▶ Challenge
Answer with nothing except the number of lines that contain the word "Гкал".

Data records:

======

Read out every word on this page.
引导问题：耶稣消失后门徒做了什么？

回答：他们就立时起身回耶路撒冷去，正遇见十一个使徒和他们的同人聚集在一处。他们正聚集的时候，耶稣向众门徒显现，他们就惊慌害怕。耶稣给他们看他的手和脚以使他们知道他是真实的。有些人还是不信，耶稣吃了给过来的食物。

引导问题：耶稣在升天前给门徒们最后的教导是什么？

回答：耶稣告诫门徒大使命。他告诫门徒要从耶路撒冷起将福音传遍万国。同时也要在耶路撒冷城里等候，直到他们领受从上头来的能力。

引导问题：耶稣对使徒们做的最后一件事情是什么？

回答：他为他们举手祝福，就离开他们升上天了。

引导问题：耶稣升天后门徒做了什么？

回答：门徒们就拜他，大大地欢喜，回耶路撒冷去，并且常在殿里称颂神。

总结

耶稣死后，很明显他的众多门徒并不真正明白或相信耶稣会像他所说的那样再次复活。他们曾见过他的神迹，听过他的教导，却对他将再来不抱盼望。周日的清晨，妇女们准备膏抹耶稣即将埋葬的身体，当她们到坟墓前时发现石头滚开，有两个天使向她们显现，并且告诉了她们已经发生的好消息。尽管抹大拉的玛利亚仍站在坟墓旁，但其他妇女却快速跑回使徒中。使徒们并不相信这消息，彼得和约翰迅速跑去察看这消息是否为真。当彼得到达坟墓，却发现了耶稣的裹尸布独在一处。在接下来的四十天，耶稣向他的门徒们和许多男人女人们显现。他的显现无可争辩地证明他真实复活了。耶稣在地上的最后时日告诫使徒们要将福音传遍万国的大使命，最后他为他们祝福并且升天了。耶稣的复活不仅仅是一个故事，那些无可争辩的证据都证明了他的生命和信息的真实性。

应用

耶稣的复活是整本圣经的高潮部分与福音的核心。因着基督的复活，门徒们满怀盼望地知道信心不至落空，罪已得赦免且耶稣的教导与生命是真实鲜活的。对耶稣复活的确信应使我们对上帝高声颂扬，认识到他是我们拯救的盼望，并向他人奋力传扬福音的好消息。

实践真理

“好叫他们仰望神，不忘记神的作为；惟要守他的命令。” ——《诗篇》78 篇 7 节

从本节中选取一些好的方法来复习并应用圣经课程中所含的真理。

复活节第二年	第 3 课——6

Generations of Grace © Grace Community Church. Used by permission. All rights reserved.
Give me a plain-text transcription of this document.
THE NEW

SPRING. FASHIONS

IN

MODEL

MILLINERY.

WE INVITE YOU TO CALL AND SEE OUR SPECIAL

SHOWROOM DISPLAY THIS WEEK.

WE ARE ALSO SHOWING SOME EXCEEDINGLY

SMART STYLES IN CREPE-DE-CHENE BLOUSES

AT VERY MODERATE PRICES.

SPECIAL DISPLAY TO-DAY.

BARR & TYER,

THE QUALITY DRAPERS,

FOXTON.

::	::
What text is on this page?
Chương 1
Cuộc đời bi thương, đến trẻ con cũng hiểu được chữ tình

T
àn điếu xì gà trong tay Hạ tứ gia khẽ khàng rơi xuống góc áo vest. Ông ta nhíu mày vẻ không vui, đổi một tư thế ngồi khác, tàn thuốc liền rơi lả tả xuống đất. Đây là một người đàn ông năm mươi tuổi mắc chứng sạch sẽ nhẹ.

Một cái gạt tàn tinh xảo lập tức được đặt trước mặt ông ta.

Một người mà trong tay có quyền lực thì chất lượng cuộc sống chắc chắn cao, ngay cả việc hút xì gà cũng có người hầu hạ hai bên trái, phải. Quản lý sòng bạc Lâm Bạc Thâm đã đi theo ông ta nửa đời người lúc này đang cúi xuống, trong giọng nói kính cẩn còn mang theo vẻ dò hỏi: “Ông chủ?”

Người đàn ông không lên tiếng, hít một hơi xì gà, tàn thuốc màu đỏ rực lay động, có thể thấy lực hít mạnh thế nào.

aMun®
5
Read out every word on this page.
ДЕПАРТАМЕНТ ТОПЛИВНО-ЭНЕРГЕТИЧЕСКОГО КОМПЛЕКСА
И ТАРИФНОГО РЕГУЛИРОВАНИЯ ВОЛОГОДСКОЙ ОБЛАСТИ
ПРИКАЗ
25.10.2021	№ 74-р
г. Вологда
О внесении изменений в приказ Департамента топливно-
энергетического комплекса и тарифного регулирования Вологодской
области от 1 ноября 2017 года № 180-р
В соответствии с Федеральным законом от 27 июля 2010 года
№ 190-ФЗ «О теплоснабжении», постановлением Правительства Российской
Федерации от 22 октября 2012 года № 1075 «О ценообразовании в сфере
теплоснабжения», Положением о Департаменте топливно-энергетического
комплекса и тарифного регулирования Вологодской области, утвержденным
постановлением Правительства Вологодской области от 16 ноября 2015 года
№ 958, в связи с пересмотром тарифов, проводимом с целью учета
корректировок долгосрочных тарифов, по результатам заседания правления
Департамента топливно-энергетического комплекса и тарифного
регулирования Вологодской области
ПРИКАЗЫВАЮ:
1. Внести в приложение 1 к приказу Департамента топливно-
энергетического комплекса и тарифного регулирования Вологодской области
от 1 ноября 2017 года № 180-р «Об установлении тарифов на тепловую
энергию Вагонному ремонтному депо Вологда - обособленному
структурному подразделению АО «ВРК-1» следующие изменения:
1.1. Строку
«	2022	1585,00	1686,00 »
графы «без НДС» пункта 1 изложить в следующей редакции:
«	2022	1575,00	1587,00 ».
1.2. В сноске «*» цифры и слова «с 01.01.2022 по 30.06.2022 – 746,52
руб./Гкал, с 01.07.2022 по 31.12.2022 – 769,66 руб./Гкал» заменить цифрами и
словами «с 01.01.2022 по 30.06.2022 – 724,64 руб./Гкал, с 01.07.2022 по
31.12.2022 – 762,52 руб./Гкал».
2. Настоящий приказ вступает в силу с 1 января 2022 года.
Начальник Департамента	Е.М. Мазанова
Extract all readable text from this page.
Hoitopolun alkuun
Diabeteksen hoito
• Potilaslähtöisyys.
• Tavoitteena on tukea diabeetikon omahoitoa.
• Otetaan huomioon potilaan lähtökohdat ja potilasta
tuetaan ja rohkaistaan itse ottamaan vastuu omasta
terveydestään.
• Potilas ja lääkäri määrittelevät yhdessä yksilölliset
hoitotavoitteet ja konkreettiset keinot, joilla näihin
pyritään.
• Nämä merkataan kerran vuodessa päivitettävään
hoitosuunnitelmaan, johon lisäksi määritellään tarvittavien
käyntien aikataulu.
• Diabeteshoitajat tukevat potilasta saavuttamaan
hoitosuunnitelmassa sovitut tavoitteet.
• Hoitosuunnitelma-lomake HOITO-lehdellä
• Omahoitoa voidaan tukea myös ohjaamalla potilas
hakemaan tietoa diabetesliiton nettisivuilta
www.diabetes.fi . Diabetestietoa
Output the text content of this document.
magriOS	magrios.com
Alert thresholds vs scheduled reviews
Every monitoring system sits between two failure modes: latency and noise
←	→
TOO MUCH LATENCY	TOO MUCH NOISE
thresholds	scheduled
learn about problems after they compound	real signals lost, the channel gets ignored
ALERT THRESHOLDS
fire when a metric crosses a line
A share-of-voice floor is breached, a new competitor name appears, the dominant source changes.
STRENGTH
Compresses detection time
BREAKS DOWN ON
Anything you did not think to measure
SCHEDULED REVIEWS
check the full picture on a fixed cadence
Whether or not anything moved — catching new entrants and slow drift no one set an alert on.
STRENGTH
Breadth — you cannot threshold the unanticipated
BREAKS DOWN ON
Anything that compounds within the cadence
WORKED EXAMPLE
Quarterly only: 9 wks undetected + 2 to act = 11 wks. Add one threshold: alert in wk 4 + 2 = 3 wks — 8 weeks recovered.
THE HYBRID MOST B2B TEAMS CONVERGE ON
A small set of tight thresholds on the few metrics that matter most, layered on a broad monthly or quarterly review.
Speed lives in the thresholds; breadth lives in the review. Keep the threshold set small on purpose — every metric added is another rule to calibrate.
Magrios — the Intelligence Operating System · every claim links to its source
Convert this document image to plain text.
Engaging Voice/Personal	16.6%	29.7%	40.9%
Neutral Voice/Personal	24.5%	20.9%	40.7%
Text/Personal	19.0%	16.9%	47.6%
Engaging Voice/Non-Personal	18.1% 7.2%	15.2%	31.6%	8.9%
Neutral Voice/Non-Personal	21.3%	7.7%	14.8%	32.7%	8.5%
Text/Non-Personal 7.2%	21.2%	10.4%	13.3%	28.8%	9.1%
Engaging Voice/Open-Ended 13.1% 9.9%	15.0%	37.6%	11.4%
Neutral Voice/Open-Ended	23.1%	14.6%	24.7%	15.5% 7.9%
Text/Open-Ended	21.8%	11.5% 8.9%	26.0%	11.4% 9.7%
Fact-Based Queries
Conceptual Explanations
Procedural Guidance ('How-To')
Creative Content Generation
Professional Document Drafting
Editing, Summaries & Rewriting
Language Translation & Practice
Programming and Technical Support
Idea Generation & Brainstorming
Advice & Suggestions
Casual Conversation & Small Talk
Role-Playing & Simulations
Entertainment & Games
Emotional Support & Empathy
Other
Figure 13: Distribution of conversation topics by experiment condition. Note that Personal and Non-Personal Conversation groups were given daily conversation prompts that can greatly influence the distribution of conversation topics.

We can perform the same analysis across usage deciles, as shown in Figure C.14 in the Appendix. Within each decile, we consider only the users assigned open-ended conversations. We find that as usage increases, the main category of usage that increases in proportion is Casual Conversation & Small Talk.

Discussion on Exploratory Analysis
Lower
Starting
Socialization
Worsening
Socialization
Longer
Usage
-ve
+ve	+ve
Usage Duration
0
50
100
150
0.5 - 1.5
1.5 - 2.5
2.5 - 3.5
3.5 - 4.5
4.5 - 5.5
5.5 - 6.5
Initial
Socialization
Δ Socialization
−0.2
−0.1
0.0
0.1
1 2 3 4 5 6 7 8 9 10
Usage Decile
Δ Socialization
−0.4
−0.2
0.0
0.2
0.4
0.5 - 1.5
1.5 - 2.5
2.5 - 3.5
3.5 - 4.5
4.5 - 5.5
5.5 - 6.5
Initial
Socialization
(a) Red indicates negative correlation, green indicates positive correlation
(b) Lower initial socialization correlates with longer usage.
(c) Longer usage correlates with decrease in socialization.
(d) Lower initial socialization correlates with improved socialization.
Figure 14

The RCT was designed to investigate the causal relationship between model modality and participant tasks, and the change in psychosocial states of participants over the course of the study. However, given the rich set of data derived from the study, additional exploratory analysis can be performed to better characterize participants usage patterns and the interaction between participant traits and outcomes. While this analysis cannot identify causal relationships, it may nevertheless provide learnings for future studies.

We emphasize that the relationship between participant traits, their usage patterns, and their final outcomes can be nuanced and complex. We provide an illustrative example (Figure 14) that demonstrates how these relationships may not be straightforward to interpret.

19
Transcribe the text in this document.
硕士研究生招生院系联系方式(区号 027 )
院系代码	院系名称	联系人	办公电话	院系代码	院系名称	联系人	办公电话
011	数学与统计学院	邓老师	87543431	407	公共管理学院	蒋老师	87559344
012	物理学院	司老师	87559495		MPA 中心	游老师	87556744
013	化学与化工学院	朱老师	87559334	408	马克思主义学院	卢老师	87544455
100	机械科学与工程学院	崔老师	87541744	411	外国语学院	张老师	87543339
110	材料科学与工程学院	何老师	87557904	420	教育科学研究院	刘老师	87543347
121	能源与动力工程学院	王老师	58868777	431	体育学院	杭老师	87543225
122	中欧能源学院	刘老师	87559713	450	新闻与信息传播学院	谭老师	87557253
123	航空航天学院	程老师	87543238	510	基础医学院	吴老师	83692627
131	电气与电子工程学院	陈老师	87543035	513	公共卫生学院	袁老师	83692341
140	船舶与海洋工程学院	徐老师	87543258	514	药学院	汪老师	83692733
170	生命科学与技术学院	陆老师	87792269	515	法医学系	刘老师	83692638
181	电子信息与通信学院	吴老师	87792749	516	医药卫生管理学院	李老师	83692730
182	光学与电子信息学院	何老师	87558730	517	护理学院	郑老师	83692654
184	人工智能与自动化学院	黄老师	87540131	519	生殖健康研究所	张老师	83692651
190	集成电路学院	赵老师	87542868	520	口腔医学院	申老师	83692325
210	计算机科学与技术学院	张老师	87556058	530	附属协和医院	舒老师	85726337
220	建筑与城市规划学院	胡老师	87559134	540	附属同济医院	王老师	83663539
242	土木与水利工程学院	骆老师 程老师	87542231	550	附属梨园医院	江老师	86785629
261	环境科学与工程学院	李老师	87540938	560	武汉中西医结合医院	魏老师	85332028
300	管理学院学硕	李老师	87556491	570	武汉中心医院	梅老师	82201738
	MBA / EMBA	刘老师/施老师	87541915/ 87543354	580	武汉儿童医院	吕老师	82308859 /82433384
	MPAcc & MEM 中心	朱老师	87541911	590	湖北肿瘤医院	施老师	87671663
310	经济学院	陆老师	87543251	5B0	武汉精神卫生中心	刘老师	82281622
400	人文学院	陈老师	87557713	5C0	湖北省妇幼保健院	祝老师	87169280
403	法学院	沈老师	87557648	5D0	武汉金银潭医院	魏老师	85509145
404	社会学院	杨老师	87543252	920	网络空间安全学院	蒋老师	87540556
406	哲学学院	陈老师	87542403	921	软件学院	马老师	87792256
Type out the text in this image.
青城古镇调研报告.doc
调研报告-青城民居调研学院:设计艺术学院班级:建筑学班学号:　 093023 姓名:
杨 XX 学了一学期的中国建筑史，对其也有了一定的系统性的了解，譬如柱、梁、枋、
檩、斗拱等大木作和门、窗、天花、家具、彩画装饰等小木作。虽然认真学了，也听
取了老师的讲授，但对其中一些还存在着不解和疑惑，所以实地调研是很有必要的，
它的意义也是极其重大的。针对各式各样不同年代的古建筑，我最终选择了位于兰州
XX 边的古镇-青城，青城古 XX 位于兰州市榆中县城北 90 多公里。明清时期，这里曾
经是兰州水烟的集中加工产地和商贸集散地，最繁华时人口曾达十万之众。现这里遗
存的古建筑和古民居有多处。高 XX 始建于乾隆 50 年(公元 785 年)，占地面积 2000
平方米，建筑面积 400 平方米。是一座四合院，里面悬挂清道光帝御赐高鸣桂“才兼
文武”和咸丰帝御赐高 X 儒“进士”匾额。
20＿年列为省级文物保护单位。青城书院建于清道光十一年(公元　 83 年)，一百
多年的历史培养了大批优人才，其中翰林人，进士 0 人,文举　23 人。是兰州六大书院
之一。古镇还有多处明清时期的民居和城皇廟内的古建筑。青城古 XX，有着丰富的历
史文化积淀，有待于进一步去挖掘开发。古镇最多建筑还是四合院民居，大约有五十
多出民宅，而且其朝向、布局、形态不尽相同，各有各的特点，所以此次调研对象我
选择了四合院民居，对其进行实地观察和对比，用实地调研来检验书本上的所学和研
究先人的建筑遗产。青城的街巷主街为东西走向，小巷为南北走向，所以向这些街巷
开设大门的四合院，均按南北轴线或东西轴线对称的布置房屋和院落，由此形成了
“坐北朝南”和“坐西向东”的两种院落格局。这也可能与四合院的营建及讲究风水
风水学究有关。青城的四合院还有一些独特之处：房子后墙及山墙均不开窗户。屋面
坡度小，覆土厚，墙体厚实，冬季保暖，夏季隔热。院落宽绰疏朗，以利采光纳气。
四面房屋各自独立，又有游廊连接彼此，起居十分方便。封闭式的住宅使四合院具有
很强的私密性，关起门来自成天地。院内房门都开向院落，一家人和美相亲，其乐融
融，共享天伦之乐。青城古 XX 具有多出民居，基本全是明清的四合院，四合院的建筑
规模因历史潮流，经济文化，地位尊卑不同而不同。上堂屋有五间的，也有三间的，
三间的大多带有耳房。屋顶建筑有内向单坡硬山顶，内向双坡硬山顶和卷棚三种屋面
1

======

▶ Reply
3